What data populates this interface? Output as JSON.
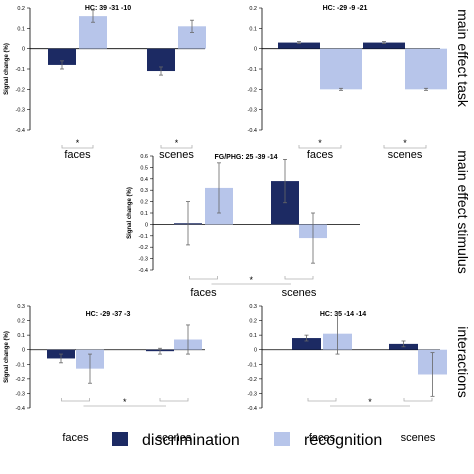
{
  "colors": {
    "discrimination": "#1c2a63",
    "recognition": "#b7c5ea",
    "axis": "#000000",
    "error": "#666666",
    "bracket": "#b0b0b0"
  },
  "legend": {
    "discrimination": "discrimination",
    "recognition": "recognition"
  },
  "side_labels": {
    "task": "main effect task",
    "stimulus": "main effect stimulus",
    "interactions": "interactions"
  },
  "significance_mark": "*",
  "chart_data": [
    {
      "id": "task-hc",
      "type": "bar",
      "title": "HC: 39 -31 -10",
      "ylabel": "Signal change (%)",
      "ylim": [
        -0.4,
        0.2
      ],
      "yticks": [
        0.2,
        0.1,
        0,
        -0.1,
        -0.2,
        -0.3,
        -0.4
      ],
      "categories": [
        "faces",
        "scenes"
      ],
      "series": [
        {
          "name": "discrimination",
          "values": [
            -0.08,
            -0.11
          ],
          "errors": [
            0.02,
            0.02
          ]
        },
        {
          "name": "recognition",
          "values": [
            0.16,
            0.11
          ],
          "errors": [
            0.03,
            0.03
          ]
        }
      ],
      "significance": "within"
    },
    {
      "id": "task-hc-2",
      "type": "bar",
      "title": "HC: -29 -9 -21",
      "ylabel": "",
      "ylim": [
        -0.4,
        0.2
      ],
      "yticks": [
        0.2,
        0.1,
        0,
        -0.1,
        -0.2,
        -0.3,
        -0.4
      ],
      "categories": [
        "faces",
        "scenes"
      ],
      "series": [
        {
          "name": "discrimination",
          "values": [
            0.03,
            0.03
          ],
          "errors": [
            0.005,
            0.005
          ]
        },
        {
          "name": "recognition",
          "values": [
            -0.2,
            -0.2
          ],
          "errors": [
            0.005,
            0.005
          ]
        }
      ],
      "significance": "within"
    },
    {
      "id": "stimulus-fg-phg",
      "type": "bar",
      "title": "FG/PHG: 25 -39 -14",
      "ylabel": "Signal change (%)",
      "ylim": [
        -0.4,
        0.6
      ],
      "yticks": [
        0.6,
        0.5,
        0.4,
        0.3,
        0.2,
        0.1,
        0,
        -0.1,
        -0.2,
        -0.3,
        -0.4
      ],
      "categories": [
        "faces",
        "scenes"
      ],
      "series": [
        {
          "name": "discrimination",
          "values": [
            0.01,
            0.38
          ],
          "errors": [
            0.19,
            0.19
          ]
        },
        {
          "name": "recognition",
          "values": [
            0.32,
            -0.12
          ],
          "errors": [
            0.22,
            0.22
          ]
        }
      ],
      "significance": "between"
    },
    {
      "id": "interaction-hc",
      "type": "bar",
      "title": "HC: -29 -37 -3",
      "ylabel": "Signal change (%)",
      "ylim": [
        -0.4,
        0.3
      ],
      "yticks": [
        0.3,
        0.2,
        0.1,
        0,
        -0.1,
        -0.2,
        -0.3,
        -0.4
      ],
      "categories": [
        "faces",
        "scenes"
      ],
      "series": [
        {
          "name": "discrimination",
          "values": [
            -0.06,
            -0.01
          ],
          "errors": [
            0.03,
            0.02
          ]
        },
        {
          "name": "recognition",
          "values": [
            -0.13,
            0.07
          ],
          "errors": [
            0.1,
            0.1
          ]
        }
      ],
      "significance": "between"
    },
    {
      "id": "interaction-hc-2",
      "type": "bar",
      "title": "HC: 35 -14 -14",
      "ylabel": "",
      "ylim": [
        -0.4,
        0.3
      ],
      "yticks": [
        0.3,
        0.2,
        0.1,
        0,
        -0.1,
        -0.2,
        -0.3,
        -0.4
      ],
      "categories": [
        "faces",
        "scenes"
      ],
      "series": [
        {
          "name": "discrimination",
          "values": [
            0.08,
            0.04
          ],
          "errors": [
            0.02,
            0.02
          ]
        },
        {
          "name": "recognition",
          "values": [
            0.11,
            -0.17
          ],
          "errors": [
            0.14,
            0.15
          ]
        }
      ],
      "significance": "between"
    }
  ]
}
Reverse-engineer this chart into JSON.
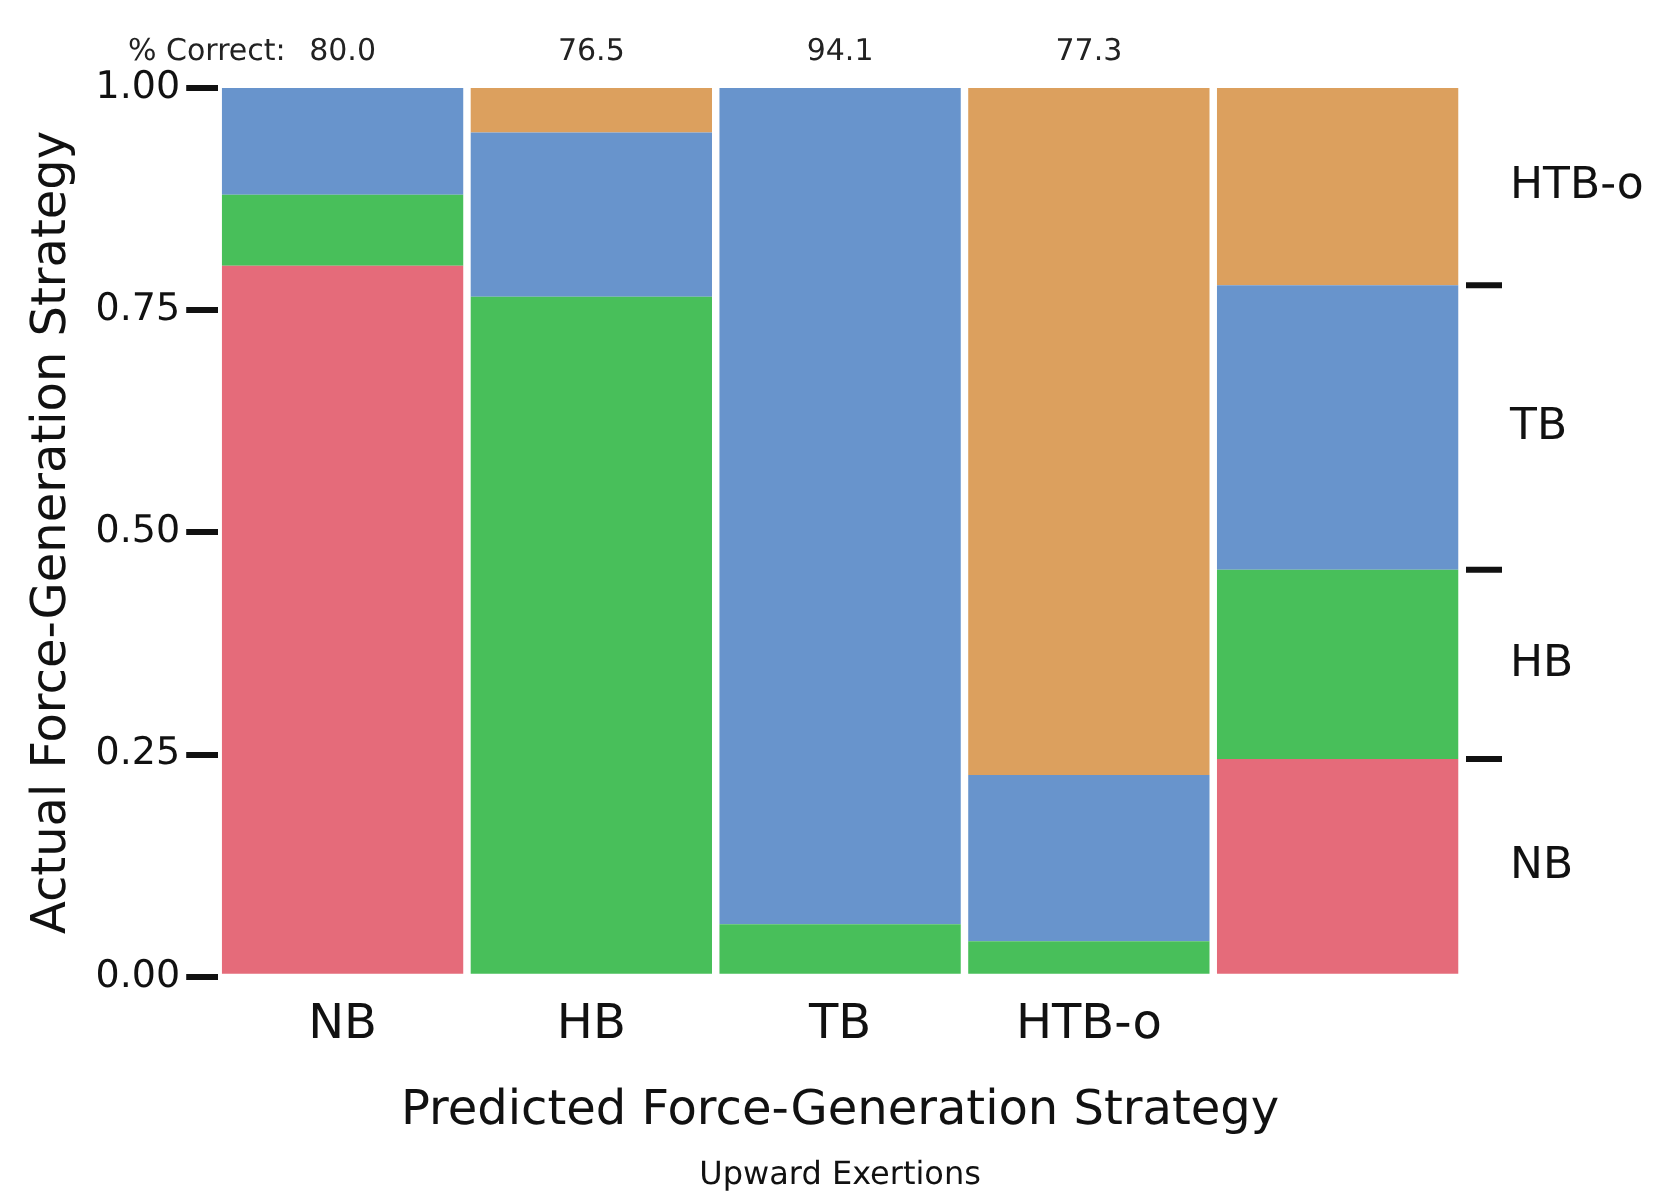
{
  "chart_data": {
    "type": "bar",
    "stacked": true,
    "xlabel": "Predicted Force-Generation Strategy",
    "ylabel": "Actual Force-Generation Strategy",
    "subtitle": "Upward Exertions",
    "categories": [
      "NB",
      "HB",
      "TB",
      "HTB-o",
      null
    ],
    "series": [
      {
        "name": "NB",
        "color": "#e56b7a",
        "values": [
          0.8,
          0,
          0,
          0,
          0.245
        ]
      },
      {
        "name": "HB",
        "color": "#48bf5a",
        "values": [
          0.08,
          0.765,
          0.059,
          0.04,
          0.213
        ]
      },
      {
        "name": "TB",
        "color": "#6894cc",
        "values": [
          0.12,
          0.185,
          0.941,
          0.187,
          0.32
        ]
      },
      {
        "name": "HTB-o",
        "color": "#dca05e",
        "values": [
          0,
          0.05,
          0,
          0.773,
          0.222
        ]
      }
    ],
    "ylim": [
      0,
      1
    ],
    "yticks": [
      {
        "value": 0,
        "label": "0.00"
      },
      {
        "value": 0.25,
        "label": "0.25"
      },
      {
        "value": 0.5,
        "label": "0.50"
      },
      {
        "value": 0.75,
        "label": "0.75"
      },
      {
        "value": 1,
        "label": "1.00"
      }
    ],
    "annotations": [
      "% Correct:",
      "80.0",
      "76.5",
      "94.1",
      "77.3"
    ],
    "grid": false,
    "legend": false
  }
}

□ □ □ □ □ □ □

WHAT YOU HAVE TO DO:
Copy out each line exactly, without the pictures.

TASK RESPONSE:
What data populates this interface? Output as JSON.
{
  "colors": {
    "discrimination": "#1c2a63",
    "recognition": "#b7c5ea",
    "axis": "#000000",
    "error": "#666666",
    "bracket": "#b0b0b0"
  },
  "legend": {
    "discrimination": "discrimination",
    "recognition": "recognition"
  },
  "side_labels": {
    "task": "main effect task",
    "stimulus": "main effect stimulus",
    "interactions": "interactions"
  },
  "significance_mark": "*",
  "chart_data": [
    {
      "id": "task-hc",
      "type": "bar",
      "title": "HC: 39 -31 -10",
      "ylabel": "Signal change (%)",
      "ylim": [
        -0.4,
        0.2
      ],
      "yticks": [
        0.2,
        0.1,
        0,
        -0.1,
        -0.2,
        -0.3,
        -0.4
      ],
      "categories": [
        "faces",
        "scenes"
      ],
      "series": [
        {
          "name": "discrimination",
          "values": [
            -0.08,
            -0.11
          ],
          "errors": [
            0.02,
            0.02
          ]
        },
        {
          "name": "recognition",
          "values": [
            0.16,
            0.11
          ],
          "errors": [
            0.03,
            0.03
          ]
        }
      ],
      "significance": "within"
    },
    {
      "id": "task-hc-2",
      "type": "bar",
      "title": "HC: -29 -9 -21",
      "ylabel": "",
      "ylim": [
        -0.4,
        0.2
      ],
      "yticks": [
        0.2,
        0.1,
        0,
        -0.1,
        -0.2,
        -0.3,
        -0.4
      ],
      "categories": [
        "faces",
        "scenes"
      ],
      "series": [
        {
          "name": "discrimination",
          "values": [
            0.03,
            0.03
          ],
          "errors": [
            0.005,
            0.005
          ]
        },
        {
          "name": "recognition",
          "values": [
            -0.2,
            -0.2
          ],
          "errors": [
            0.005,
            0.005
          ]
        }
      ],
      "significance": "within"
    },
    {
      "id": "stimulus-fg-phg",
      "type": "bar",
      "title": "FG/PHG: 25 -39 -14",
      "ylabel": "Signal change (%)",
      "ylim": [
        -0.4,
        0.6
      ],
      "yticks": [
        0.6,
        0.5,
        0.4,
        0.3,
        0.2,
        0.1,
        0,
        -0.1,
        -0.2,
        -0.3,
        -0.4
      ],
      "categories": [
        "faces",
        "scenes"
      ],
      "series": [
        {
          "name": "discrimination",
          "values": [
            0.01,
            0.38
          ],
          "errors": [
            0.19,
            0.19
          ]
        },
        {
          "name": "recognition",
          "values": [
            0.32,
            -0.12
          ],
          "errors": [
            0.22,
            0.22
          ]
        }
      ],
      "significance": "between"
    },
    {
      "id": "interaction-hc",
      "type": "bar",
      "title": "HC: -29 -37 -3",
      "ylabel": "Signal change (%)",
      "ylim": [
        -0.4,
        0.3
      ],
      "yticks": [
        0.3,
        0.2,
        0.1,
        0,
        -0.1,
        -0.2,
        -0.3,
        -0.4
      ],
      "categories": [
        "faces",
        "scenes"
      ],
      "series": [
        {
          "name": "discrimination",
          "values": [
            -0.06,
            -0.01
          ],
          "errors": [
            0.03,
            0.02
          ]
        },
        {
          "name": "recognition",
          "values": [
            -0.13,
            0.07
          ],
          "errors": [
            0.1,
            0.1
          ]
        }
      ],
      "significance": "between"
    },
    {
      "id": "interaction-hc-2",
      "type": "bar",
      "title": "HC: 35 -14 -14",
      "ylabel": "",
      "ylim": [
        -0.4,
        0.3
      ],
      "yticks": [
        0.3,
        0.2,
        0.1,
        0,
        -0.1,
        -0.2,
        -0.3,
        -0.4
      ],
      "categories": [
        "faces",
        "scenes"
      ],
      "series": [
        {
          "name": "discrimination",
          "values": [
            0.08,
            0.04
          ],
          "errors": [
            0.02,
            0.02
          ]
        },
        {
          "name": "recognition",
          "values": [
            0.11,
            -0.17
          ],
          "errors": [
            0.14,
            0.15
          ]
        }
      ],
      "significance": "between"
    }
  ]
}
Reverse-engineer this chart into JSON.
{
  "chart_data": {
    "type": "bar",
    "stacked": true,
    "xlabel": "Predicted Force-Generation Strategy",
    "ylabel": "Actual Force-Generation Strategy",
    "subtitle": "Upward Exertions",
    "categories": [
      "NB",
      "HB",
      "TB",
      "HTB-o",
      null
    ],
    "series": [
      {
        "name": "NB",
        "color": "#e56b7a",
        "values": [
          0.8,
          0,
          0,
          0,
          0.245
        ]
      },
      {
        "name": "HB",
        "color": "#48bf5a",
        "values": [
          0.08,
          0.765,
          0.059,
          0.04,
          0.213
        ]
      },
      {
        "name": "TB",
        "color": "#6894cc",
        "values": [
          0.12,
          0.185,
          0.941,
          0.187,
          0.32
        ]
      },
      {
        "name": "HTB-o",
        "color": "#dca05e",
        "values": [
          0,
          0.05,
          0,
          0.773,
          0.222
        ]
      }
    ],
    "ylim": [
      0,
      1
    ],
    "yticks": [
      {
        "value": 0,
        "label": "0.00"
      },
      {
        "value": 0.25,
        "label": "0.25"
      },
      {
        "value": 0.5,
        "label": "0.50"
      },
      {
        "value": 0.75,
        "label": "0.75"
      },
      {
        "value": 1,
        "label": "1.00"
      }
    ],
    "annotations": [
      "% Correct:",
      "80.0",
      "76.5",
      "94.1",
      "77.3"
    ],
    "grid": false,
    "legend": false
  }
}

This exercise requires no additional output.